◆ **DÉTAILS DU PROBLÈME**
Lisez l'entretien sur l'essai nucléaire nord-coréen et répondez à ces trois questions :
1. Quelle fonction occupe François Heisbourg ?
2. Par quel pays la technologie a-t-elle été transmise à la Corée du Nord ?
3. Quels pays se rapprochent dans la condamnation de la conduite de Pyongyang ?

◆ **TEXTE FOURNI**
François Heisbourg : "le geste de Pyongyang risque de renforcer la détermination de Téhéran"

Le directeur de la Fondation pour la recherche stratégique estime que l'essai nucléaire de la Corée du Nord rend plus difficile encore la position de Pékin. Par ailleurs, ce geste pourrait achever de convaincre Téhéran de l'utilité d'une force de frappe préventive.

Latribune.fr - Comment faut-il interpréter le geste de Pyongyang?

François Heisbourg - C'est tout d'abord la confirmation d'une capacité. Dès la première moitié des années 1990, les Coréens du Nord se sont intéressés à l'extraction du plutonium. Le pays était crédité de quelques charges nucléaires depuis une décennie. Mais le pays a néanmoins souhaité démontrer sa capacité réelle face au scepticisme récurrent des Etats-Unis. On ignore encore cependant quel minerai a été utilisé pour l'essai. S'il s'agit de plutonium, cela veut dire que la Corée du Nord dispose d'une quantité de matière fissile suffisante pour assurer une force de frappe préventive. S'il s'agit d'uranium, c'est signe que le pays possède de surcroît une excellente maîtrise du transfert de technologie. Transmise à la Corée du Nord par le Pakistan il y a cinq ou six ans, cette technologie a également été léguée à l'Iran...

Quel est l'impact de ce geste sur l'Asie orientale?

Les équilibres ne s'en trouvent pas bouleversés, puisque ces essais confirment des suppositions déjà fortes. Seul l'Iran risque de se montrer encore plus déterminé dans la poursuite de son programme nucléaire. De fait, les Etats-Unis n'ont pas choisi d'envahir la Corée du Nord mais l'Irak: la force de dissuasion de l'arme nucléaire s'en trouve donc renforcée. A noter également le rapprochement de la Chine, de la Corée du Sud, des Etats-Unis et du Japon dans la condamnation de la conduite de Pyongyang.

◆ **DONNÉES DE L'EXERCICE**
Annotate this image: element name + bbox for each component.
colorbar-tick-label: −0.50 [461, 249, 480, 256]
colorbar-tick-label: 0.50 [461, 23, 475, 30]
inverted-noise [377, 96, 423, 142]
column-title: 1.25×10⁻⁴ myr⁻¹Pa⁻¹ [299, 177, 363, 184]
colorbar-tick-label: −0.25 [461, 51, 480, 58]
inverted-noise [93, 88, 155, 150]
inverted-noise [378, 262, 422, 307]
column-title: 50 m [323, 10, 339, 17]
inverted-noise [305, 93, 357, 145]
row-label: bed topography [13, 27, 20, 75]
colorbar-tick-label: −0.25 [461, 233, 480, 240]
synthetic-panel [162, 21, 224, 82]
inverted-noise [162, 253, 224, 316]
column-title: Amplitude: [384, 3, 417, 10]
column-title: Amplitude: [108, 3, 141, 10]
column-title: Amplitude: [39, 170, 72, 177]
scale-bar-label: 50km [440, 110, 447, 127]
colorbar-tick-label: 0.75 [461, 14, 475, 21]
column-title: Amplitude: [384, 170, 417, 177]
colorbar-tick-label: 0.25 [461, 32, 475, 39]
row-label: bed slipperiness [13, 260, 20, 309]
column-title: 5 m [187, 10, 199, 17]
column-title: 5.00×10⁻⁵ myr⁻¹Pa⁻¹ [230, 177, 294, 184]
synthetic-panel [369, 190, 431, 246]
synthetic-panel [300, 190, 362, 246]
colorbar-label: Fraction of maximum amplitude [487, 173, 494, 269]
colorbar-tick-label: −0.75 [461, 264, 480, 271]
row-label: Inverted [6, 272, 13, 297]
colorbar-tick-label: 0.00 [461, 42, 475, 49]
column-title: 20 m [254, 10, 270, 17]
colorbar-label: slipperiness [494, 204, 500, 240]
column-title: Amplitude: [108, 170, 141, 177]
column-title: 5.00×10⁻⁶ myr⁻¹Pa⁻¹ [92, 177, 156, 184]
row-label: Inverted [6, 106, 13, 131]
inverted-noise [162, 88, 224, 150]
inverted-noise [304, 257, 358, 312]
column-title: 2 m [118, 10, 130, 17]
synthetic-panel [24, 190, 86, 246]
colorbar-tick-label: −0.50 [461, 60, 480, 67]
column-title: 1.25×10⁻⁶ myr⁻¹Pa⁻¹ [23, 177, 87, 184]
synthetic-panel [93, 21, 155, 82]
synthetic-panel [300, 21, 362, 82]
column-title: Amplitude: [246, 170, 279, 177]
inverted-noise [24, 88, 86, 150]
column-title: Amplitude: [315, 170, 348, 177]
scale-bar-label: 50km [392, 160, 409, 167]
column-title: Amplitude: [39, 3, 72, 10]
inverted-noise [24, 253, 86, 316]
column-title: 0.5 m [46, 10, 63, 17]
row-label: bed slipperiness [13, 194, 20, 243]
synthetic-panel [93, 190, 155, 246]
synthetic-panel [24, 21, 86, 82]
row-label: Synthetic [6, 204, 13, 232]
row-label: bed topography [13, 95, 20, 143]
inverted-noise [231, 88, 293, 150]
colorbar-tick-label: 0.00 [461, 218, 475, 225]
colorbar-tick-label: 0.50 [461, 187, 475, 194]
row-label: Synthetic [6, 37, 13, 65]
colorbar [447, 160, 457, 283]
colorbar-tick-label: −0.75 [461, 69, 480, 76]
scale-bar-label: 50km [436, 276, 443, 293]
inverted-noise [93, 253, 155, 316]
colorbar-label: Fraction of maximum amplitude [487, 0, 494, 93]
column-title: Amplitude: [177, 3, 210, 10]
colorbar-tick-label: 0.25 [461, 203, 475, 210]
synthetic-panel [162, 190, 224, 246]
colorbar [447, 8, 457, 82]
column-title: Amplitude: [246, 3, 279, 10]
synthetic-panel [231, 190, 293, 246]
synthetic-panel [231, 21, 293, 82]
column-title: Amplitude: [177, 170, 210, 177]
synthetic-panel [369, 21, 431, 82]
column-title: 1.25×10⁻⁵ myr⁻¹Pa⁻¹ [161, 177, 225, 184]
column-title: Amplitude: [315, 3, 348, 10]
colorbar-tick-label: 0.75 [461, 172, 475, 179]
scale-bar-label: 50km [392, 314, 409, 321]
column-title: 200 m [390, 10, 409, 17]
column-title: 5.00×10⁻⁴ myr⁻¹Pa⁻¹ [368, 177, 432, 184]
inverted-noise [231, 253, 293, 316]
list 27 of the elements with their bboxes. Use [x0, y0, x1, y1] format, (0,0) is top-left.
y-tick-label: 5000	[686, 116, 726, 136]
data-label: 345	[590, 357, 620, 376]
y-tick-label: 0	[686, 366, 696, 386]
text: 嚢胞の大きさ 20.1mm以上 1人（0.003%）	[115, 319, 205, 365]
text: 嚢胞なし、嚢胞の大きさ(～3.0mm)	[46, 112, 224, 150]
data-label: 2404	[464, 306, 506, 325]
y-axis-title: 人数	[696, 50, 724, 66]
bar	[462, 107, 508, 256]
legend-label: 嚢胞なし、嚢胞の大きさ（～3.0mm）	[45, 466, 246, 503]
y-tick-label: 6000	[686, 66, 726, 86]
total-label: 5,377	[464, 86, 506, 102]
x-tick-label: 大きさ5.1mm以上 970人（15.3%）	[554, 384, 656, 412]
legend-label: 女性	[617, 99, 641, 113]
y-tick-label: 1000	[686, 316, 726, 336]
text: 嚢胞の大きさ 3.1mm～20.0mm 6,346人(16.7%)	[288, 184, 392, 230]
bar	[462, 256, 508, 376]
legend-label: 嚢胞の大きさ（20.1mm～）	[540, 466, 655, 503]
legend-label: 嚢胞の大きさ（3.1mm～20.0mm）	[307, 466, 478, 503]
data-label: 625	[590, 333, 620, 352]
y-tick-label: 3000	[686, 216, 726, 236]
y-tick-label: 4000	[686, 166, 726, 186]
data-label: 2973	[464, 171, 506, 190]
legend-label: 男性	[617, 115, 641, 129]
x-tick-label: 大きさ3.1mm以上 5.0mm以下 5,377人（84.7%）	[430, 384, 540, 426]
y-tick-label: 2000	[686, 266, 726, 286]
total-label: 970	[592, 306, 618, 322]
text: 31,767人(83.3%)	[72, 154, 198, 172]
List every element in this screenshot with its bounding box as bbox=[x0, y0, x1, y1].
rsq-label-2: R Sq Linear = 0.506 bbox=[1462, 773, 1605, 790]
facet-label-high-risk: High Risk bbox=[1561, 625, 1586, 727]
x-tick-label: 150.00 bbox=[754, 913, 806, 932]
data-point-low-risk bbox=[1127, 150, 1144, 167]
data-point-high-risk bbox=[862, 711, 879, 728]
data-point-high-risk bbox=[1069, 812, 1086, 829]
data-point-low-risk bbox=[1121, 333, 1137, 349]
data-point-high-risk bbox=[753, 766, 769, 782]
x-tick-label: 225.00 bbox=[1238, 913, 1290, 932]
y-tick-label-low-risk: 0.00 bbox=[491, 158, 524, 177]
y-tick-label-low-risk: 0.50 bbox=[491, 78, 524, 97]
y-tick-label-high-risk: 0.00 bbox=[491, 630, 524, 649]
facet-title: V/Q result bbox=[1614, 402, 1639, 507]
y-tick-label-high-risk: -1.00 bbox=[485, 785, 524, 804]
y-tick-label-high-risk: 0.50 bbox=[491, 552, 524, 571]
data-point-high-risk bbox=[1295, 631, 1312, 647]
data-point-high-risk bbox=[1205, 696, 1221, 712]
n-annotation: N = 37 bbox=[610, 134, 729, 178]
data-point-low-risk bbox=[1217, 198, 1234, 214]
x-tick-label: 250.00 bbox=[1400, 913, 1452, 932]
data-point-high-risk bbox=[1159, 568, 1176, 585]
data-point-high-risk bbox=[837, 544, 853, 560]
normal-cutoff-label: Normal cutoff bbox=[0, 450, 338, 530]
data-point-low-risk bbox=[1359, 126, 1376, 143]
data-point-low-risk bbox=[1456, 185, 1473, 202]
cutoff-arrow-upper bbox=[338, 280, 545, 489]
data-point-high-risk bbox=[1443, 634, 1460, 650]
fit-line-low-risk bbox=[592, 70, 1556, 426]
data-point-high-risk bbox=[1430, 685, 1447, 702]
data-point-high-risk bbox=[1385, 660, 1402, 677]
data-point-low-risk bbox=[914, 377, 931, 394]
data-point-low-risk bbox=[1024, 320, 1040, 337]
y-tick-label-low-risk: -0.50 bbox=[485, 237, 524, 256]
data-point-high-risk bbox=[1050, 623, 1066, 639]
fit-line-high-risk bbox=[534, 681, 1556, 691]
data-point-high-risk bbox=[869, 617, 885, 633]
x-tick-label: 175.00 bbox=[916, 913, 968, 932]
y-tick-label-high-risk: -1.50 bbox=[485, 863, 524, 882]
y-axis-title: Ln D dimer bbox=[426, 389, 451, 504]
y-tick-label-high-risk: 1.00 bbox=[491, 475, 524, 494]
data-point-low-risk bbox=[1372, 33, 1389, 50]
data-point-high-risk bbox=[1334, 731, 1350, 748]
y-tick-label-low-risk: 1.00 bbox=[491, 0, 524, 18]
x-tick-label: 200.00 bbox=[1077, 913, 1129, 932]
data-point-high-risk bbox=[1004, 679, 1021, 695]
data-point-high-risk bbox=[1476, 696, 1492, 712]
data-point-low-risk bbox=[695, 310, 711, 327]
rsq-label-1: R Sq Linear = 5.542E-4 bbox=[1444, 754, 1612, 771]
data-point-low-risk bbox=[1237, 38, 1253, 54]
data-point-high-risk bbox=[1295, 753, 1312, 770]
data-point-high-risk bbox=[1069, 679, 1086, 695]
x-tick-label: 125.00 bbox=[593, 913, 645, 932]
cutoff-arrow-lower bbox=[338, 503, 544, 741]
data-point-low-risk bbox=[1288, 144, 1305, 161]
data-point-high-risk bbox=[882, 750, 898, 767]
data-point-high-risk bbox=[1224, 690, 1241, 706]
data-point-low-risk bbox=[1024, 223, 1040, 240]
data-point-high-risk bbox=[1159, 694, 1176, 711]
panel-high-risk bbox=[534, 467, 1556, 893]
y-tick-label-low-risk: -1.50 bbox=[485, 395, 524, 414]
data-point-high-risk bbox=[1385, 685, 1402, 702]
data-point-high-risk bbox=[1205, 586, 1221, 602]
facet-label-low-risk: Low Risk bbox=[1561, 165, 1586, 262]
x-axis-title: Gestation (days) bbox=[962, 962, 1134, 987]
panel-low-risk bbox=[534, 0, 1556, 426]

◆ **RÉPONSE ATTENDUE**
1. Il est directeur de la Fondation pour la recherche stratégique.
2. Par le Pakistan.
3. La Chine, la Corée du Sud, les États-Unis et le Japon.